• _Given problem_
Below is a block of records: output all of them exactly and leave out the pictures.

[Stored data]
____

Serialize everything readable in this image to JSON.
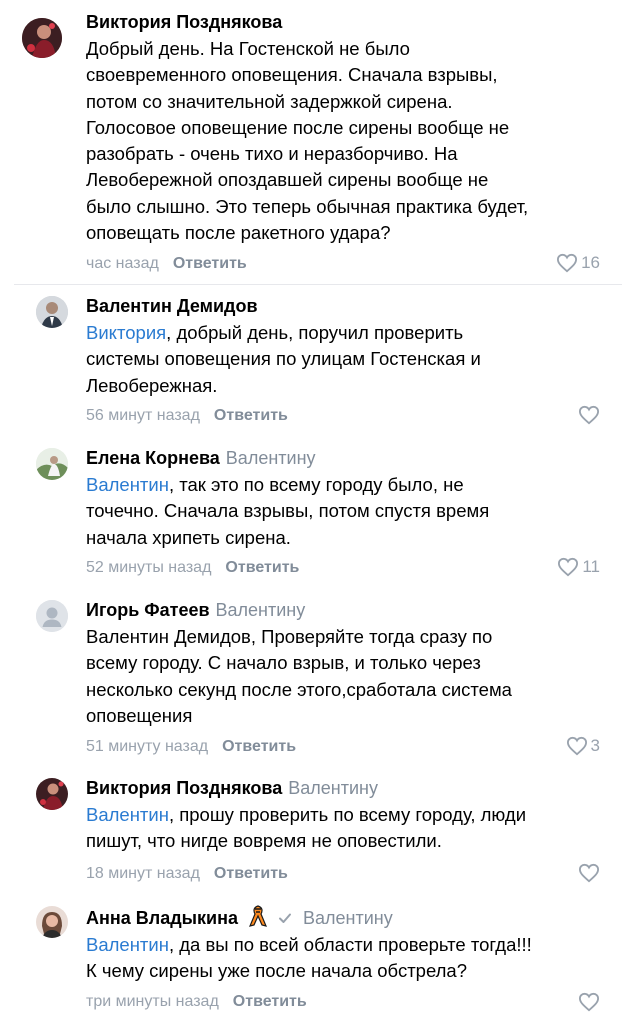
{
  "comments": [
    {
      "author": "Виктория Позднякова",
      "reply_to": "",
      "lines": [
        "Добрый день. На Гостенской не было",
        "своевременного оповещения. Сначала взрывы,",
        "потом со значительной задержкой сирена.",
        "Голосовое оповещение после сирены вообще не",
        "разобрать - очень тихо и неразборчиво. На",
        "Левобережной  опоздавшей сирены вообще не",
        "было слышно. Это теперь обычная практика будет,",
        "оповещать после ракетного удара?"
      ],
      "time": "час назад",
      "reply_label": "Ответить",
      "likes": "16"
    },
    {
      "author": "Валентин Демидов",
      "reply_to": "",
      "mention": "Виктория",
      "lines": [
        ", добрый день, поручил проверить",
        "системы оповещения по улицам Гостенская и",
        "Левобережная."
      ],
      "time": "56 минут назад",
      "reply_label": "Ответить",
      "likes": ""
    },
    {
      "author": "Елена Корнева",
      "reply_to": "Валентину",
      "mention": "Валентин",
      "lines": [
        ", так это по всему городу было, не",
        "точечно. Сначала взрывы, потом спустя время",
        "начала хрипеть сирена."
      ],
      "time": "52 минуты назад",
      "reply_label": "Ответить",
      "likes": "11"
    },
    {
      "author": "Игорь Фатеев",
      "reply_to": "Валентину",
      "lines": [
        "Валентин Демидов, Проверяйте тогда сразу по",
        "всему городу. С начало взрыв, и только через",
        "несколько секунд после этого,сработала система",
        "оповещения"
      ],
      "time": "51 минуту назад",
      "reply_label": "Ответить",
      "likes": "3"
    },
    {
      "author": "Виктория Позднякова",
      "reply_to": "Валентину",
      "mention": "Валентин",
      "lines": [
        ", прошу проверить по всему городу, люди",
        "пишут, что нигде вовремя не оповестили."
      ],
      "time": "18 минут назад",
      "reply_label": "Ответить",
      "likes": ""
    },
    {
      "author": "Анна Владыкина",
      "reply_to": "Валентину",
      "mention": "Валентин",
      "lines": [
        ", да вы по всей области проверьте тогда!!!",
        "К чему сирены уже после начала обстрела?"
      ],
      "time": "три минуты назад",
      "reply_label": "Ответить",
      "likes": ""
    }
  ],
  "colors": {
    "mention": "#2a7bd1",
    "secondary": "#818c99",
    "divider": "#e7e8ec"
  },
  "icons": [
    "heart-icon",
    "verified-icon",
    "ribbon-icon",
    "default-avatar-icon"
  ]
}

____

• _Response to this exercise_
Serialize everything readable in this image to JSON.
{
  "comments": [
    {
      "author": "Виктория Позднякова",
      "reply_to": "",
      "lines": [
        "Добрый день. На Гостенской не было",
        "своевременного оповещения. Сначала взрывы,",
        "потом со значительной задержкой сирена.",
        "Голосовое оповещение после сирены вообще не",
        "разобрать - очень тихо и неразборчиво. На",
        "Левобережной  опоздавшей сирены вообще не",
        "было слышно. Это теперь обычная практика будет,",
        "оповещать после ракетного удара?"
      ],
      "time": "час назад",
      "reply_label": "Ответить",
      "likes": "16"
    },
    {
      "author": "Валентин Демидов",
      "reply_to": "",
      "mention": "Виктория",
      "lines": [
        ", добрый день, поручил проверить",
        "системы оповещения по улицам Гостенская и",
        "Левобережная."
      ],
      "time": "56 минут назад",
      "reply_label": "Ответить",
      "likes": ""
    },
    {
      "author": "Елена Корнева",
      "reply_to": "Валентину",
      "mention": "Валентин",
      "lines": [
        ", так это по всему городу было, не",
        "точечно. Сначала взрывы, потом спустя время",
        "начала хрипеть сирена."
      ],
      "time": "52 минуты назад",
      "reply_label": "Ответить",
      "likes": "11"
    },
    {
      "author": "Игорь Фатеев",
      "reply_to": "Валентину",
      "lines": [
        "Валентин Демидов, Проверяйте тогда сразу по",
        "всему городу. С начало взрыв, и только через",
        "несколько секунд после этого,сработала система",
        "оповещения"
      ],
      "time": "51 минуту назад",
      "reply_label": "Ответить",
      "likes": "3"
    },
    {
      "author": "Виктория Позднякова",
      "reply_to": "Валентину",
      "mention": "Валентин",
      "lines": [
        ", прошу проверить по всему городу, люди",
        "пишут, что нигде вовремя не оповестили."
      ],
      "time": "18 минут назад",
      "reply_label": "Ответить",
      "likes": ""
    },
    {
      "author": "Анна Владыкина",
      "reply_to": "Валентину",
      "mention": "Валентин",
      "lines": [
        ", да вы по всей области проверьте тогда!!!",
        "К чему сирены уже после начала обстрела?"
      ],
      "time": "три минуты назад",
      "reply_label": "Ответить",
      "likes": ""
    }
  ],
  "colors": {
    "mention": "#2a7bd1",
    "secondary": "#818c99",
    "divider": "#e7e8ec"
  },
  "icons": [
    "heart-icon",
    "verified-icon",
    "ribbon-icon",
    "default-avatar-icon"
  ]
}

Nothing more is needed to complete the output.